◆ **TASK DESCRIPTION**: Render the listing as a JSON list of strings, one string per line, starting at the first line and stopping after the line that contains "waypoint-label: Espiel /", and skipping blank lines.

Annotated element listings
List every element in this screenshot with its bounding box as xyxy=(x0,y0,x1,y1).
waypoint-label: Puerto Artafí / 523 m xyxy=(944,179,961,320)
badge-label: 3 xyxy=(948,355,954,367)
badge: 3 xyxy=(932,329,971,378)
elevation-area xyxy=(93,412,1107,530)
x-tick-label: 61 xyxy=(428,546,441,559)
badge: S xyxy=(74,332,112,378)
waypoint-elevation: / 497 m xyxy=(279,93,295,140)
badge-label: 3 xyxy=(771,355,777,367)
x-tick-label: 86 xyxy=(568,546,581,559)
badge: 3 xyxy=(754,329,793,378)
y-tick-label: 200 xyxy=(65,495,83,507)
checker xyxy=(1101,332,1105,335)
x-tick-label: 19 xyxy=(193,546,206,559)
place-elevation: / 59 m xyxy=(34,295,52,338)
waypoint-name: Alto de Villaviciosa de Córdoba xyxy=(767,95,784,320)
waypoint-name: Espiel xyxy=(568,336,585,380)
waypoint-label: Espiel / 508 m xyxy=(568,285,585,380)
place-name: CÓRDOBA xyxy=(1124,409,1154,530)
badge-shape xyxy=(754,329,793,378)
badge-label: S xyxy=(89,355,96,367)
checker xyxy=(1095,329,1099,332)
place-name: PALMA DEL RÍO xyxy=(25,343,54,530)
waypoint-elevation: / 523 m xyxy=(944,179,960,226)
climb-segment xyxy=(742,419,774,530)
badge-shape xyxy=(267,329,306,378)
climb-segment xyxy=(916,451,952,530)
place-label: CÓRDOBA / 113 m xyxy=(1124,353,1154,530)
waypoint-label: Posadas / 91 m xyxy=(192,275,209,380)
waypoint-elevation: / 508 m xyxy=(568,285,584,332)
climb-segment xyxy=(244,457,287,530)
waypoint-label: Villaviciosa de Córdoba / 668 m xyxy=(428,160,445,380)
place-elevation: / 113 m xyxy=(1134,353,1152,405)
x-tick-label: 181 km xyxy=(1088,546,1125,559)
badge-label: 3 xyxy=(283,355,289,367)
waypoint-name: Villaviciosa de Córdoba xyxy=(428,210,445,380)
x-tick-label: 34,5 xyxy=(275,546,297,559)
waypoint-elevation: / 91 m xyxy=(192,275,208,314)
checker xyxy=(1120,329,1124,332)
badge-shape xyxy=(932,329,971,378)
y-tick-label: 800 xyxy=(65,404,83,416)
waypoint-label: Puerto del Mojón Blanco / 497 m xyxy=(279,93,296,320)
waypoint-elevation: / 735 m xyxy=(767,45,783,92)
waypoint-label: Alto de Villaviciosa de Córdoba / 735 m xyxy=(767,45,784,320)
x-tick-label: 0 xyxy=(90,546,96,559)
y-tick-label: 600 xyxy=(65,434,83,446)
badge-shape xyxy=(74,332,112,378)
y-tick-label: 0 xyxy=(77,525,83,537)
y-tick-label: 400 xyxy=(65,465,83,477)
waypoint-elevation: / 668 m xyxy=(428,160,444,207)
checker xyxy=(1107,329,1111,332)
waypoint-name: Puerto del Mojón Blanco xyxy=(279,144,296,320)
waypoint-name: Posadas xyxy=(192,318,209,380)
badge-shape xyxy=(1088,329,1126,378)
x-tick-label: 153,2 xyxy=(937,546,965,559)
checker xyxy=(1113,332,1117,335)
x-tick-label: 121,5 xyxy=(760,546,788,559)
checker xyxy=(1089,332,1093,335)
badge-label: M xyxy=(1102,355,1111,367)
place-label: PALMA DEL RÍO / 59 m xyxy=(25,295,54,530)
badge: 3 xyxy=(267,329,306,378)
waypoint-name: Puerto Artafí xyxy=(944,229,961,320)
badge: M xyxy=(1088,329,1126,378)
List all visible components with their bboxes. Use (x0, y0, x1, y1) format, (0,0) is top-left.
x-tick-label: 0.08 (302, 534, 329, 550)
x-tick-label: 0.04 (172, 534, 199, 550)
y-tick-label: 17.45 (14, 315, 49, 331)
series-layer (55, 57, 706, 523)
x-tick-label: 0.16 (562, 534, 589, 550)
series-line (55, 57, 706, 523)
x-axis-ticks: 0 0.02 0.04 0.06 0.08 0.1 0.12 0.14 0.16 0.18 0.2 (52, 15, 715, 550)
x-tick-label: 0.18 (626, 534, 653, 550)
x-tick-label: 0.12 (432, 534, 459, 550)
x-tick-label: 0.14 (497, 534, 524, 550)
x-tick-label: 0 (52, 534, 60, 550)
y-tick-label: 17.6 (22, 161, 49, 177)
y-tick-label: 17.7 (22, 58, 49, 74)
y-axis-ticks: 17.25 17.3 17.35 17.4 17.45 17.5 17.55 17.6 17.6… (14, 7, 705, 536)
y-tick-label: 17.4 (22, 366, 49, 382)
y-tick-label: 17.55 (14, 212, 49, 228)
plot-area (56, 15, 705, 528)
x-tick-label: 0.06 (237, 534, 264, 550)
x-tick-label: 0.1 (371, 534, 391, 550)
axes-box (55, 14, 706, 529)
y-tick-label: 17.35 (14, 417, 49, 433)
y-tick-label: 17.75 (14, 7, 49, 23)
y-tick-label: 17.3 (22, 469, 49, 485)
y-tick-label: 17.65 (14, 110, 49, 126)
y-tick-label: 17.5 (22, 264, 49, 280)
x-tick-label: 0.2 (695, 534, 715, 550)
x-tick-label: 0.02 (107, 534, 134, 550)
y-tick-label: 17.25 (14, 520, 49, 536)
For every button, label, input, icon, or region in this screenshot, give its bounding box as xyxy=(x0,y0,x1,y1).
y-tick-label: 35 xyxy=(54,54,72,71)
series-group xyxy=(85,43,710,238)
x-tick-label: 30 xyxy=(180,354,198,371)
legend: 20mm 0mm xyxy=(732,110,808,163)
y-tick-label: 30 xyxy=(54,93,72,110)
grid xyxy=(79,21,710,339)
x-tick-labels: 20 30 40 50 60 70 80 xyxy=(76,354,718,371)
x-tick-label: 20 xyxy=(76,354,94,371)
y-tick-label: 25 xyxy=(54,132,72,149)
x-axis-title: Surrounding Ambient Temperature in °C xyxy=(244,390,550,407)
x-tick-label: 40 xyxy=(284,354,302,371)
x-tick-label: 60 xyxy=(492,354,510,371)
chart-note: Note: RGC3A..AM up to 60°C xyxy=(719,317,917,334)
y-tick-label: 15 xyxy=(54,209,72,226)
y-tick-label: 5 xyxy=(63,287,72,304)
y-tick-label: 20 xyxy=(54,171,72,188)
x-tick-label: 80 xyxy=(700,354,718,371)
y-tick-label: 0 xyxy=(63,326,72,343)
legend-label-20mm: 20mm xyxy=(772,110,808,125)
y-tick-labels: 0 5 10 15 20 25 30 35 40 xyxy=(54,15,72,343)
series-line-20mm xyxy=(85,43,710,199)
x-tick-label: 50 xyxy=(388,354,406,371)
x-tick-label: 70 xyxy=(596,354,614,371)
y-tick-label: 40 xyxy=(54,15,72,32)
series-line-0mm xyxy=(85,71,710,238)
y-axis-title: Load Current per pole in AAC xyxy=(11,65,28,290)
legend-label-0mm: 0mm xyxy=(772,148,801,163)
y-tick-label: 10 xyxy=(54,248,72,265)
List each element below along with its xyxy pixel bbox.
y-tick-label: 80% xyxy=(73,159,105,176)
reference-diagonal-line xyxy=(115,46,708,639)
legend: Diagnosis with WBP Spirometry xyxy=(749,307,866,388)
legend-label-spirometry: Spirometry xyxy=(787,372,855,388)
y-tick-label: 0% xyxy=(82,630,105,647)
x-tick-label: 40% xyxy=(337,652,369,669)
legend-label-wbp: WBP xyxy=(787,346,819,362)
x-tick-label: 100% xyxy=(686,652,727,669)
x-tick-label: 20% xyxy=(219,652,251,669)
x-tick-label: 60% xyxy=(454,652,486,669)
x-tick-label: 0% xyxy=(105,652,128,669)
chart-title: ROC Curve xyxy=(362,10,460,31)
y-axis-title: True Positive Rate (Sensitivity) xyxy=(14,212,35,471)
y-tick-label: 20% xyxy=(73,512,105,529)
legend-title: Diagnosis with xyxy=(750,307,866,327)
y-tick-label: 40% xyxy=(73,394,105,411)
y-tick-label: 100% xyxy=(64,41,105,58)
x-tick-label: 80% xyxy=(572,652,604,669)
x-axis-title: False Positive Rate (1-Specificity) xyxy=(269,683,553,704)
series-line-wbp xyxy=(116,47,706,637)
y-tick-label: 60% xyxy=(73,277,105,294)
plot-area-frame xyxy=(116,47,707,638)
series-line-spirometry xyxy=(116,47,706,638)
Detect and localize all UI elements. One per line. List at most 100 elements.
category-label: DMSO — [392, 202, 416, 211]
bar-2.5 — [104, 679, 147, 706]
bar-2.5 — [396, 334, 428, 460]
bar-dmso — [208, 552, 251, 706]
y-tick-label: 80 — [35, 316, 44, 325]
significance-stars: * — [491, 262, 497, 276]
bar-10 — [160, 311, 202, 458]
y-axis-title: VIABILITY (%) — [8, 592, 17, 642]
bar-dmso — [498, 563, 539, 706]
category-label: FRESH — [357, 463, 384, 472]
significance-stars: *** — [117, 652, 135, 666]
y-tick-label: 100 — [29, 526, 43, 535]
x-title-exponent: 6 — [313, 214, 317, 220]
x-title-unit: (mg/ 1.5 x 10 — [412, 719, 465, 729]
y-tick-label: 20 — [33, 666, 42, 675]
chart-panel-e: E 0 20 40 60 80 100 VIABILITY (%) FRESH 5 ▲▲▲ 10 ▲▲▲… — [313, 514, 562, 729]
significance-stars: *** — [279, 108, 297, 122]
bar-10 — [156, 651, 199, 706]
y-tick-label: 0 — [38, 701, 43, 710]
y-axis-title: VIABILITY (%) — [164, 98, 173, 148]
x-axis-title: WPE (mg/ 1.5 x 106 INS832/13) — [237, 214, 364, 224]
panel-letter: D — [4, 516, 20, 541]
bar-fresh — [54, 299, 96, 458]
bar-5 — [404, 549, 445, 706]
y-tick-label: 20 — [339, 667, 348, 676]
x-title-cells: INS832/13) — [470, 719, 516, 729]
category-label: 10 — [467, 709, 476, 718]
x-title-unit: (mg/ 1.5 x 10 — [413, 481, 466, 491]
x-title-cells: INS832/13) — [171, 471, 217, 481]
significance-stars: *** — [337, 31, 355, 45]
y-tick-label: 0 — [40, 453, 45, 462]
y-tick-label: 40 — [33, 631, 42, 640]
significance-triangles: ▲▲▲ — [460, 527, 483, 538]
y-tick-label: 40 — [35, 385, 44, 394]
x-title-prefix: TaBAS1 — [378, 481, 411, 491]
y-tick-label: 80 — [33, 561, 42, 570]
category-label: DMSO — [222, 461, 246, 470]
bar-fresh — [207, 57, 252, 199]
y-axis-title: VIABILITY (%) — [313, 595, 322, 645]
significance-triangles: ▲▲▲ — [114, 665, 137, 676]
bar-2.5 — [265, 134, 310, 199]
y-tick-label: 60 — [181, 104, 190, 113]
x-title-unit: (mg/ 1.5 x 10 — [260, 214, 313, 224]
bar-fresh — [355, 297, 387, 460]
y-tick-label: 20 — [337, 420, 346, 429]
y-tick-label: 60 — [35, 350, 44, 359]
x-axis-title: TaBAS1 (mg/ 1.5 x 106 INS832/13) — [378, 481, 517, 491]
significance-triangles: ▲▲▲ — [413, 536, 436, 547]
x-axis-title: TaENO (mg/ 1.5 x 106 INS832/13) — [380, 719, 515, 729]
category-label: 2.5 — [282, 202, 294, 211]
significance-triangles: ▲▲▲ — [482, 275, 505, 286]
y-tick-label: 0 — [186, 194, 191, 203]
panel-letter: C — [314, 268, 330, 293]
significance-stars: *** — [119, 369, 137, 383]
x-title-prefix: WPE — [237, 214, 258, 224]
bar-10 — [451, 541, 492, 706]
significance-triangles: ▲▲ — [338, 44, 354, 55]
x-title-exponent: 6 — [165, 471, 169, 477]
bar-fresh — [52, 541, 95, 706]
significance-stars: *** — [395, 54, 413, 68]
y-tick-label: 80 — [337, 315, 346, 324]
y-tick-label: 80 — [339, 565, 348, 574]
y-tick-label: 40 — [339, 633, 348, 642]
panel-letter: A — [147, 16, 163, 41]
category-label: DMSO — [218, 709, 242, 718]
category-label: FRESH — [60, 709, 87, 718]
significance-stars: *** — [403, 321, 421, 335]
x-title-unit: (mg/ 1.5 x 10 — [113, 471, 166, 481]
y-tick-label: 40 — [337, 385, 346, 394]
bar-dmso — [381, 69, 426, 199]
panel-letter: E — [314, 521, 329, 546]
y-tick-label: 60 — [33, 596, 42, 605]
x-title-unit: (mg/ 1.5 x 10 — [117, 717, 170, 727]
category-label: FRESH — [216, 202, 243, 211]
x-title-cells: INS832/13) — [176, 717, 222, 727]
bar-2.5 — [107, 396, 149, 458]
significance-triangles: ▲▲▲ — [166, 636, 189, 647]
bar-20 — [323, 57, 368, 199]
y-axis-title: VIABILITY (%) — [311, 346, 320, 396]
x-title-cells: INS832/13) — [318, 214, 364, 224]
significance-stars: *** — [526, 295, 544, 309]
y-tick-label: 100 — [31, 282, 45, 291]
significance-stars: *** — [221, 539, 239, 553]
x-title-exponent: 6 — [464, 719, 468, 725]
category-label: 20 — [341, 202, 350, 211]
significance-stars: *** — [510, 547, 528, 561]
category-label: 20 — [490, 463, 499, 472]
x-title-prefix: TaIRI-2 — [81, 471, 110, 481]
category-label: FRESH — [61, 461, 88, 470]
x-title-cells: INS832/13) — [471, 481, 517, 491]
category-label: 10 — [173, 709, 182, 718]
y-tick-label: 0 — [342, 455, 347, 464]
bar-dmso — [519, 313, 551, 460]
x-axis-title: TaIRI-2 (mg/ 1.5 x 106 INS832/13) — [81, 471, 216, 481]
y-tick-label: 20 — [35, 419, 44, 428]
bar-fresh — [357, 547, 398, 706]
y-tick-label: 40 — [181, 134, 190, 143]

◆ **TASK OUTPUT**:
[
  "List every element in this screenshot with its bounding box as xyxy=(x0,y0,x1,y1).",
  "waypoint-label: Puerto Artafí / 523 m xyxy=(944,179,961,320)",
  "badge-label: 3 xyxy=(948,355,954,367)",
  "badge: 3 xyxy=(932,329,971,378)",
  "elevation-area xyxy=(93,412,1107,530)",
  "x-tick-label: 61 xyxy=(428,546,441,559)",
  "badge: S xyxy=(74,332,112,378)",
  "waypoint-elevation: / 497 m xyxy=(279,93,295,140)",
  "badge-label: 3 xyxy=(771,355,777,367)",
  "x-tick-label: 86 xyxy=(568,546,581,559)",
  "badge: 3 xyxy=(754,329,793,378)",
  "y-tick-label: 200 xyxy=(65,495,83,507)",
  "checker xyxy=(1101,332,1105,335)",
  "x-tick-label: 19 xyxy=(193,546,206,559)",
  "place-elevation: / 59 m xyxy=(34,295,52,338)",
  "waypoint-name: Alto de Villaviciosa de Córdoba xyxy=(767,95,784,320)",
  "waypoint-name: Espiel xyxy=(568,336,585,380)",
  "waypoint-label: Espiel / 508 m xyxy=(568,285,585,380)"
]